TASK DESCRIPTION: Give again only the lines from the line that holds "What text is on this page?" to the end of the data, inclusive, omitting all pictures.

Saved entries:
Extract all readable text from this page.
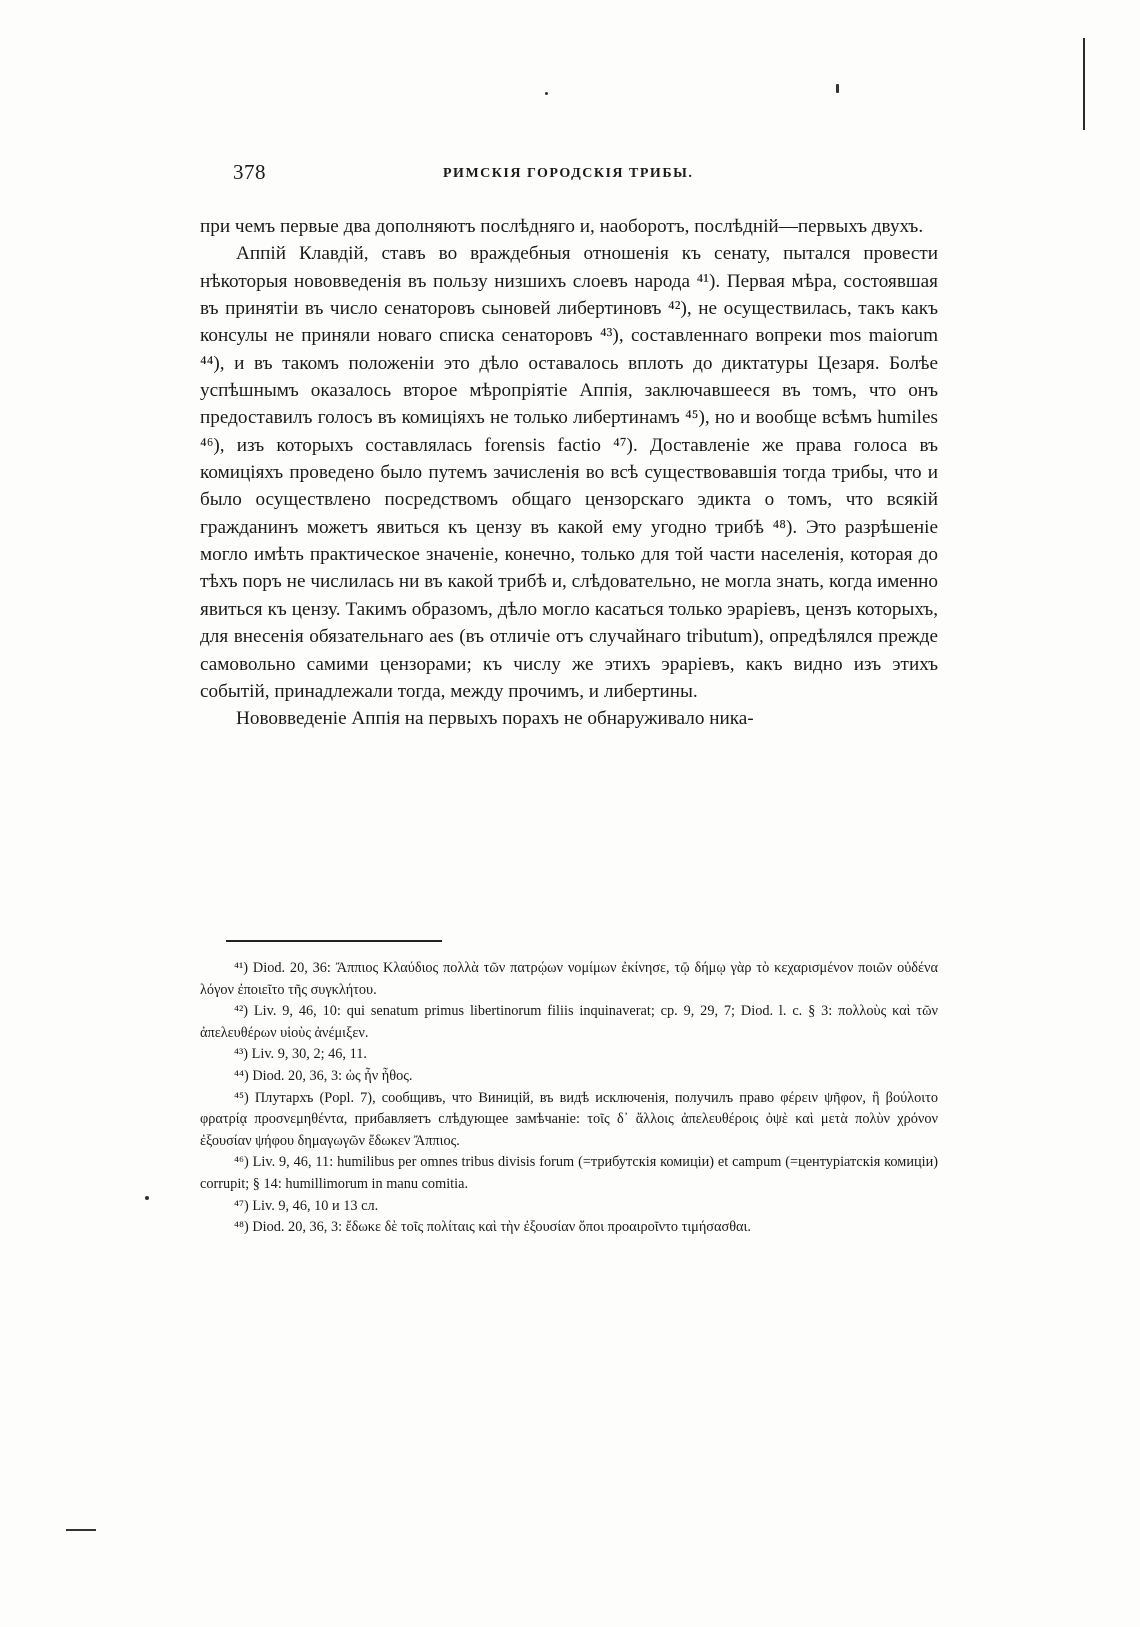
378	РИМСКІЯ ГОРОДСКІЯ ТРИБЫ.

при чемъ первые два дополняютъ послѣдняго и, наоборотъ, послѣднiй—первыхъ двухъ.

Аппiй Клавдiй, ставъ во враждебныя отношенiя къ сенату, пытался провести нѣкоторыя нововведенiя въ пользу низшихъ слоевъ народа ⁴¹). Первая мѣра, состоявшая въ принятiи въ число сенаторовъ сыновей либертиновъ ⁴²), не осуществилась, такъ какъ консулы не приняли новаго списка сенаторовъ ⁴³), составленнаго вопреки mos maiorum ⁴⁴), и въ такомъ положенiи это дѣло оставалось вплоть до диктатуры Цезаря. Болѣе успѣшнымъ оказалось второе мѣропрiятie Аппiя, заключавшееся въ томъ, что онъ предоставилъ голосъ въ комицiяхъ не только либертинамъ ⁴⁵), но и вообще всѣмъ humiles ⁴⁶), изъ которыхъ составлялась forensis factio ⁴⁷). Доставленie же права голоса въ комицiяхъ проведено было путемъ зачисленiя во всѣ существовавшiя тогда трибы, что и было осуществлено посредствомъ общаго цензорскаго эдикта о томъ, что всякiй гражданинъ можетъ явиться къ цензу въ какой ему угодно трибѣ ⁴⁸). Это разрѣшенie могло имѣть практическое значенie, конечно, только для той части населенiя, которая до тѣхъ поръ не числилась ни въ какой трибѣ и, слѣдовательно, не могла знать, когда именно явиться къ цензу. Такимъ образомъ, дѣло могло касаться только эрарiевъ, цензъ которыхъ, для внесенiя обязательнаго aes (въ отличie отъ случайнаго tributum), опредѣлялся прежде самовольно самими цензорами; къ числу же этихъ эрарiевъ, какъ видно изъ этихъ событiй, принадлежали тогда, между прочимъ, и либертины.

Нововведенie Аппiя на первыхъ порахъ не обнаруживало ника-

⁴¹) Diod. 20, 36: Ἄππιος Κλαύδιος πολλὰ τῶν πατρῴων νομίμων ἐκίνησε, τῷ δήμῳ γὰρ τὸ κεχαρισμένον ποιῶν οὐδένα λόγον ἐποιεῖτο τῆς συγκλήτου.

⁴²) Liv. 9, 46, 10: qui senatum primus libertinorum filiis inquinaverat; ср. 9, 29, 7; Diod. l. c. § 3: πολλοὺς καὶ τῶν ἀπελευθέρων υἱοὺς ἀνέμιξεν.

⁴³) Liv. 9, 30, 2; 46, 11.

⁴⁴) Diod. 20, 36, 3: ὡς ἦν ἦθος.

⁴⁵) Плутархъ (Popl. 7), сообщивъ, что Виницiй, въ видѣ исключенiя, получилъ право φέρειν ψῆφον, ἣ βούλοιτο φρατρίᾳ προσνεμηθέντα, прибавляетъ слѣдующее замѣчанie: τοῖς δ᾽ ἄλλοις ἀπελευθέροις ὀψὲ καὶ μετὰ πολὺν χρόνον ἐξουσίαν ψήφου δημαγωγῶν ἔδωκεν Ἄππιος.

⁴⁶) Liv. 9, 46, 11: humilibus per omnes tribus divisis forum (=трибутскiя комицiи) et campum (=центурiатскiя комицiи) corrupit; § 14: humillimorum in manu comitia.

⁴⁷) Liv. 9, 46, 10 и 13 сл.

⁴⁸) Diod. 20, 36, 3: ἔδωκε δὲ τοῖς πολίταις καὶ τὴν ἐξουσίαν ὅποι προαιροῖντο τιμήσασθαι.
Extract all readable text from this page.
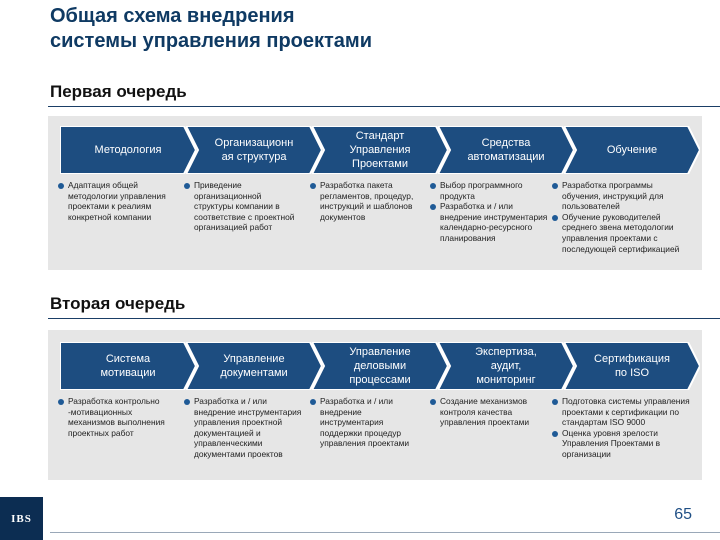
Общая схема внедрения
системы управления проектами
Первая очередь
Методология
Организационн
ая структура
Стандарт
Управления
Проектами
Средства
автоматизации
Обучение
Адаптация общей методологии управления проектами к реалиям конкретной компании
Приведение организационной структуры компании в соответствие с проектной организацией работ
Разработка пакета регламентов, процедур, инструкций и шаблонов документов
Выбор программного продукта
Разработка и / или внедрение инструментария календарно-ресурсного планирования
Разработка программы обучения, инструкций для пользователей
Обучение руководителей среднего звена методологии управления проектами с последующей сертификацией
Вторая очередь
Система
мотивации
Управление
документами
Управление
деловыми
процессами
Экспертиза,
аудит,
мониторинг
Сертификация
по ISO
Разработка контрольно -мотивационных механизмов выполнения проектных работ
Разработка и / или внедрение инструментария управления проектной документацией и управленческими документами проектов
Разработка и / или внедрение инструментария поддержки процедур управления проектами
Создание механизмов контроля качества управления проектами
Подготовка системы управления проектами к сертификации по стандартам ISO 9000
Оценка уровня зрелости Управления Проектами в организации
IBS	65
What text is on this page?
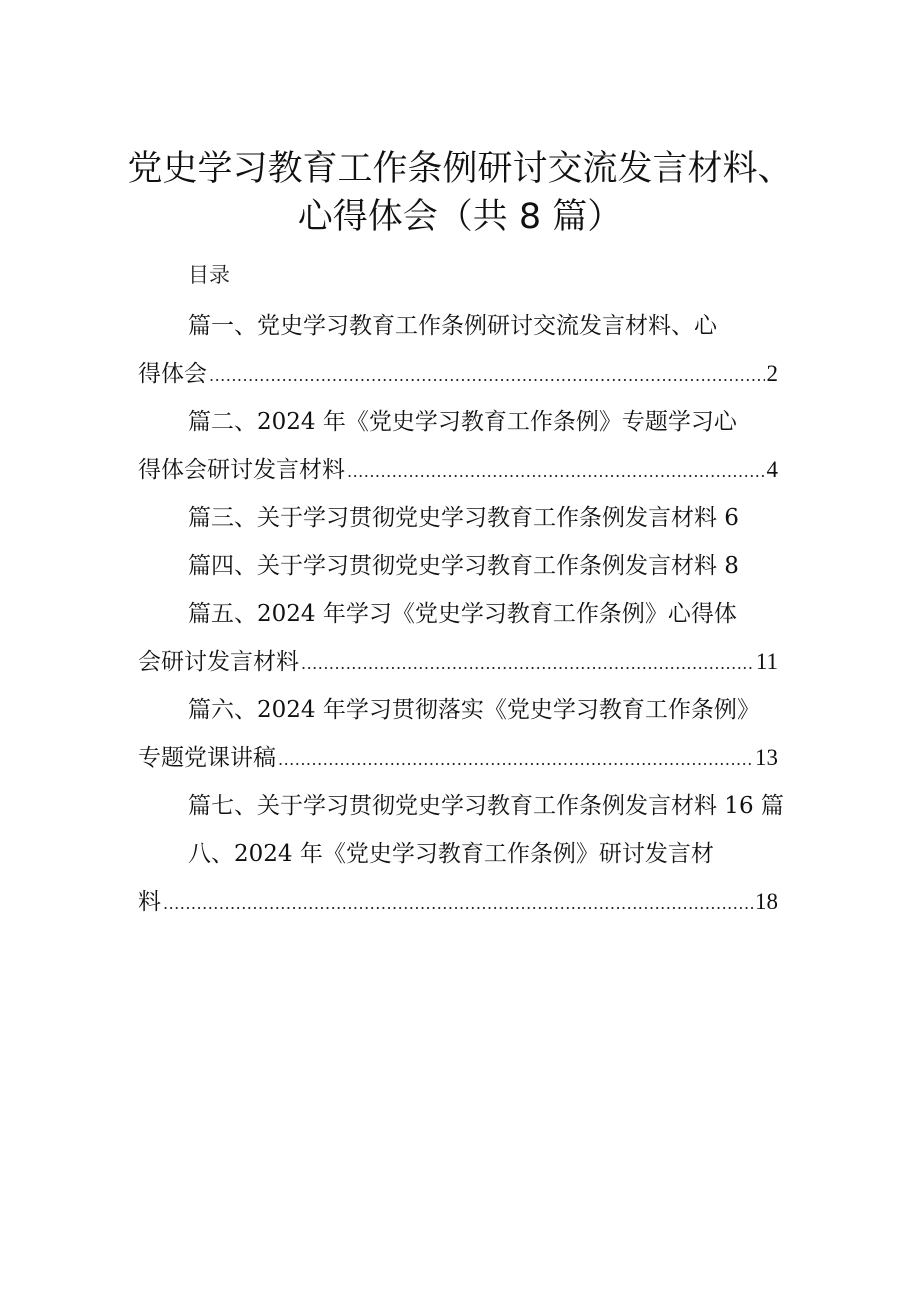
党史学习教育工作条例研讨交流发言材料、
心得体会（共 8 篇）
目录
篇一、党史学习教育工作条例研讨交流发言材料、心
得体会 .....	2
篇二、2024 年《党史学习教育工作条例》专题学习心
得体会研讨发言材料 .....	4
篇三、关于学习贯彻党史学习教育工作条例发言材料 6
篇四、关于学习贯彻党史学习教育工作条例发言材料 8
篇五、2024 年学习《党史学习教育工作条例》心得体
会研讨发言材料 .....	11
篇六、2024 年学习贯彻落实《党史学习教育工作条例》
专题党课讲稿 .....	13
篇七、关于学习贯彻党史学习教育工作条例发言材料 16 篇
八、2024 年《党史学习教育工作条例》研讨发言材
料 .....	18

CORRECT RESULT:
What text is on this page?
党史学习教育工作条例研讨交流发言材料、
心得体会（共 8 篇）
目录
篇一、党史学习教育工作条例研讨交流发言材料、心
得体会 .....	2
篇二、2024 年《党史学习教育工作条例》专题学习心
得体会研讨发言材料 .....	4
篇三、关于学习贯彻党史学习教育工作条例发言材料 6
篇四、关于学习贯彻党史学习教育工作条例发言材料 8
篇五、2024 年学习《党史学习教育工作条例》心得体
会研讨发言材料 .....	11
篇六、2024 年学习贯彻落实《党史学习教育工作条例》
专题党课讲稿 .....	13
篇七、关于学习贯彻党史学习教育工作条例发言材料 16 篇
八、2024 年《党史学习教育工作条例》研讨发言材
料 .....	18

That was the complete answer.